> [WHAT IS ASKED]:
Transcribe the entries below exactly; leave every image out.

> [MATERIAL]:
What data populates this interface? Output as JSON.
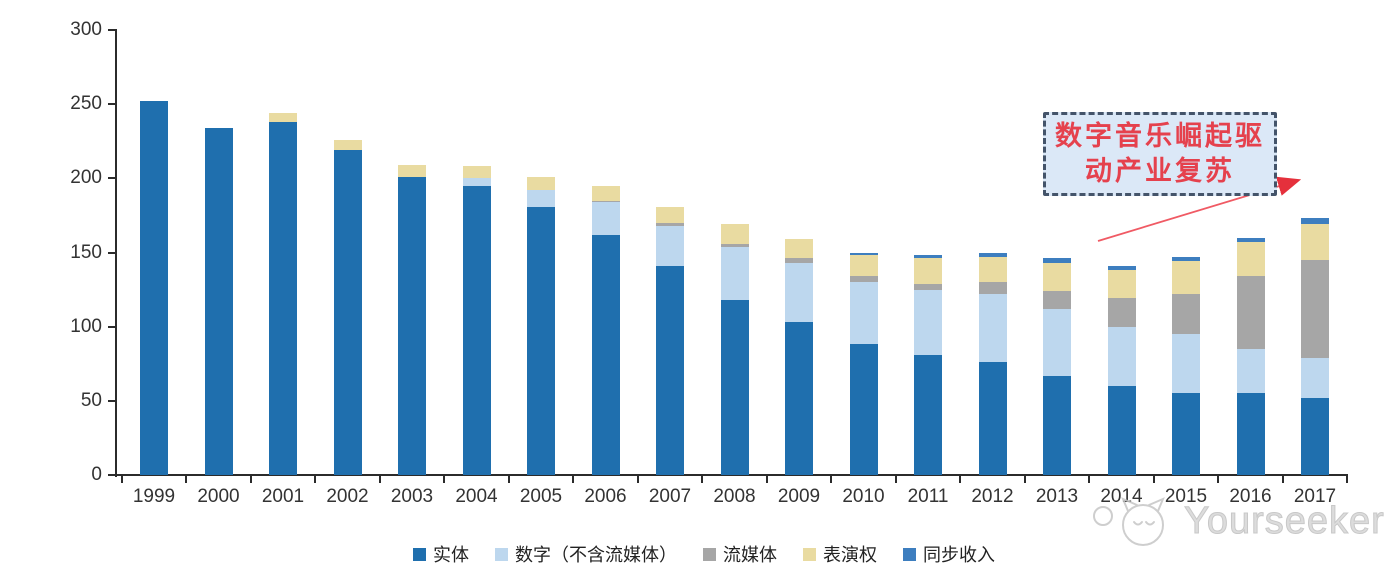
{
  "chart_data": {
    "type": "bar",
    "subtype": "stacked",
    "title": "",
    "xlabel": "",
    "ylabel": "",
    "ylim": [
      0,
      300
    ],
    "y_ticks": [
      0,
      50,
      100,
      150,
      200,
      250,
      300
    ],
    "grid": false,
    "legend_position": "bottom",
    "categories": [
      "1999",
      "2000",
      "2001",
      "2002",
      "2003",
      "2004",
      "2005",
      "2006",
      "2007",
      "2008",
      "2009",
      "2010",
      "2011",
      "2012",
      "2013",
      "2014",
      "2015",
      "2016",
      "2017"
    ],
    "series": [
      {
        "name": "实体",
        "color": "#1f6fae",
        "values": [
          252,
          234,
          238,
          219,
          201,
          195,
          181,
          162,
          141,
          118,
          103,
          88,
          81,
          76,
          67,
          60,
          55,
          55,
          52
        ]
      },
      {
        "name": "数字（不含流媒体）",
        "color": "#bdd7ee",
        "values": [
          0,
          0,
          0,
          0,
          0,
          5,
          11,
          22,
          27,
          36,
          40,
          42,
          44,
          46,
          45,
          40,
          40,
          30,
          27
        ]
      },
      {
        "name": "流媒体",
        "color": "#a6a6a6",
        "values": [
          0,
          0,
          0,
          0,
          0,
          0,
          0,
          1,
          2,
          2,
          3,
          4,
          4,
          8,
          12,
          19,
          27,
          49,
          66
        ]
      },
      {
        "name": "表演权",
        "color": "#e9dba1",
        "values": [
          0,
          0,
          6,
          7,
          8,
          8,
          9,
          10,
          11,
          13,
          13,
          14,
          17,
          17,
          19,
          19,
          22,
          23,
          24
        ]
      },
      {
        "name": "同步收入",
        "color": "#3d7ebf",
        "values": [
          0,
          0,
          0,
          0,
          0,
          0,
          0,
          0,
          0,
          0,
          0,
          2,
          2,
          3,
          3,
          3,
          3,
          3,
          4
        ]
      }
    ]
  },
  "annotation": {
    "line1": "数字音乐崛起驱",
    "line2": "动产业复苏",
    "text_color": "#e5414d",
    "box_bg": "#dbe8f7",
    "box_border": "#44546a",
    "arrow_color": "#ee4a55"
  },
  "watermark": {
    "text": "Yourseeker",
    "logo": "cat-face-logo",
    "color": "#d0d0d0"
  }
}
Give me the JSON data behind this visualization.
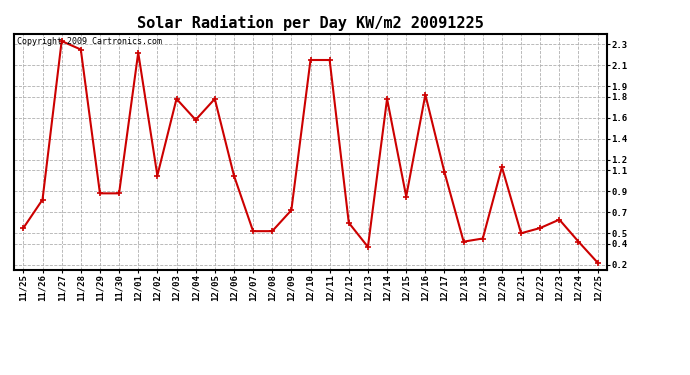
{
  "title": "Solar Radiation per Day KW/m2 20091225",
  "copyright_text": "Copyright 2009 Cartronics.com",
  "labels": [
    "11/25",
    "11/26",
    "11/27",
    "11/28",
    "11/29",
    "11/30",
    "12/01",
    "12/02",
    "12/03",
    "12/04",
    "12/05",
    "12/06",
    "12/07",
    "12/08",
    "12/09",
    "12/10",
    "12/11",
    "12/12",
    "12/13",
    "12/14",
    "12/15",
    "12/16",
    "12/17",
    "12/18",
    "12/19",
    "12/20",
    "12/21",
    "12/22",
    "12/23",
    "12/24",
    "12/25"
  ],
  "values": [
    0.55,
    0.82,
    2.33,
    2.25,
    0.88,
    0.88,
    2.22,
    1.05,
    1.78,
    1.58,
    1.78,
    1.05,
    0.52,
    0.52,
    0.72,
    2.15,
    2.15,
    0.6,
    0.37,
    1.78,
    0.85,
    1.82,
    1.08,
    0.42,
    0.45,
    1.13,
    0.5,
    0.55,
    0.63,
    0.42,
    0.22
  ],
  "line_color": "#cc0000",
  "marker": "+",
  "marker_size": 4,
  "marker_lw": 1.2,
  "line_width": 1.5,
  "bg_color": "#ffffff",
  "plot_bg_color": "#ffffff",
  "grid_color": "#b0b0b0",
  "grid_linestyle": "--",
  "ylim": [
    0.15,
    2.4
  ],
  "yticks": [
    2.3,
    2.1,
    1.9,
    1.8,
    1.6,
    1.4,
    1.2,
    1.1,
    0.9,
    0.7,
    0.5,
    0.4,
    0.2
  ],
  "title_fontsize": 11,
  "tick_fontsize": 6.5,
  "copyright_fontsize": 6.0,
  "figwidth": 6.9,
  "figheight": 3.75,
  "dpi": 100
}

> [IN RESPONSE]:
What data populates this interface? Output as JSON.
{
  "chart_data": {
    "type": "bar",
    "subtype": "stacked",
    "title": "",
    "xlabel": "",
    "ylabel": "",
    "ylim": [
      0,
      300
    ],
    "y_ticks": [
      0,
      50,
      100,
      150,
      200,
      250,
      300
    ],
    "grid": false,
    "legend_position": "bottom",
    "categories": [
      "1999",
      "2000",
      "2001",
      "2002",
      "2003",
      "2004",
      "2005",
      "2006",
      "2007",
      "2008",
      "2009",
      "2010",
      "2011",
      "2012",
      "2013",
      "2014",
      "2015",
      "2016",
      "2017"
    ],
    "series": [
      {
        "name": "实体",
        "color": "#1f6fae",
        "values": [
          252,
          234,
          238,
          219,
          201,
          195,
          181,
          162,
          141,
          118,
          103,
          88,
          81,
          76,
          67,
          60,
          55,
          55,
          52
        ]
      },
      {
        "name": "数字（不含流媒体）",
        "color": "#bdd7ee",
        "values": [
          0,
          0,
          0,
          0,
          0,
          5,
          11,
          22,
          27,
          36,
          40,
          42,
          44,
          46,
          45,
          40,
          40,
          30,
          27
        ]
      },
      {
        "name": "流媒体",
        "color": "#a6a6a6",
        "values": [
          0,
          0,
          0,
          0,
          0,
          0,
          0,
          1,
          2,
          2,
          3,
          4,
          4,
          8,
          12,
          19,
          27,
          49,
          66
        ]
      },
      {
        "name": "表演权",
        "color": "#e9dba1",
        "values": [
          0,
          0,
          6,
          7,
          8,
          8,
          9,
          10,
          11,
          13,
          13,
          14,
          17,
          17,
          19,
          19,
          22,
          23,
          24
        ]
      },
      {
        "name": "同步收入",
        "color": "#3d7ebf",
        "values": [
          0,
          0,
          0,
          0,
          0,
          0,
          0,
          0,
          0,
          0,
          0,
          2,
          2,
          3,
          3,
          3,
          3,
          3,
          4
        ]
      }
    ]
  },
  "annotation": {
    "line1": "数字音乐崛起驱",
    "line2": "动产业复苏",
    "text_color": "#e5414d",
    "box_bg": "#dbe8f7",
    "box_border": "#44546a",
    "arrow_color": "#ee4a55"
  },
  "watermark": {
    "text": "Yourseeker",
    "logo": "cat-face-logo",
    "color": "#d0d0d0"
  }
}
Give me the JSON data behind this visualization.
{
  "title": "Solar Radiation per Day KW/m2 20091225",
  "copyright_text": "Copyright 2009 Cartronics.com",
  "labels": [
    "11/25",
    "11/26",
    "11/27",
    "11/28",
    "11/29",
    "11/30",
    "12/01",
    "12/02",
    "12/03",
    "12/04",
    "12/05",
    "12/06",
    "12/07",
    "12/08",
    "12/09",
    "12/10",
    "12/11",
    "12/12",
    "12/13",
    "12/14",
    "12/15",
    "12/16",
    "12/17",
    "12/18",
    "12/19",
    "12/20",
    "12/21",
    "12/22",
    "12/23",
    "12/24",
    "12/25"
  ],
  "values": [
    0.55,
    0.82,
    2.33,
    2.25,
    0.88,
    0.88,
    2.22,
    1.05,
    1.78,
    1.58,
    1.78,
    1.05,
    0.52,
    0.52,
    0.72,
    2.15,
    2.15,
    0.6,
    0.37,
    1.78,
    0.85,
    1.82,
    1.08,
    0.42,
    0.45,
    1.13,
    0.5,
    0.55,
    0.63,
    0.42,
    0.22
  ],
  "line_color": "#cc0000",
  "marker": "+",
  "marker_size": 4,
  "marker_lw": 1.2,
  "line_width": 1.5,
  "bg_color": "#ffffff",
  "plot_bg_color": "#ffffff",
  "grid_color": "#b0b0b0",
  "grid_linestyle": "--",
  "ylim": [
    0.15,
    2.4
  ],
  "yticks": [
    2.3,
    2.1,
    1.9,
    1.8,
    1.6,
    1.4,
    1.2,
    1.1,
    0.9,
    0.7,
    0.5,
    0.4,
    0.2
  ],
  "title_fontsize": 11,
  "tick_fontsize": 6.5,
  "copyright_fontsize": 6.0,
  "figwidth": 6.9,
  "figheight": 3.75,
  "dpi": 100
}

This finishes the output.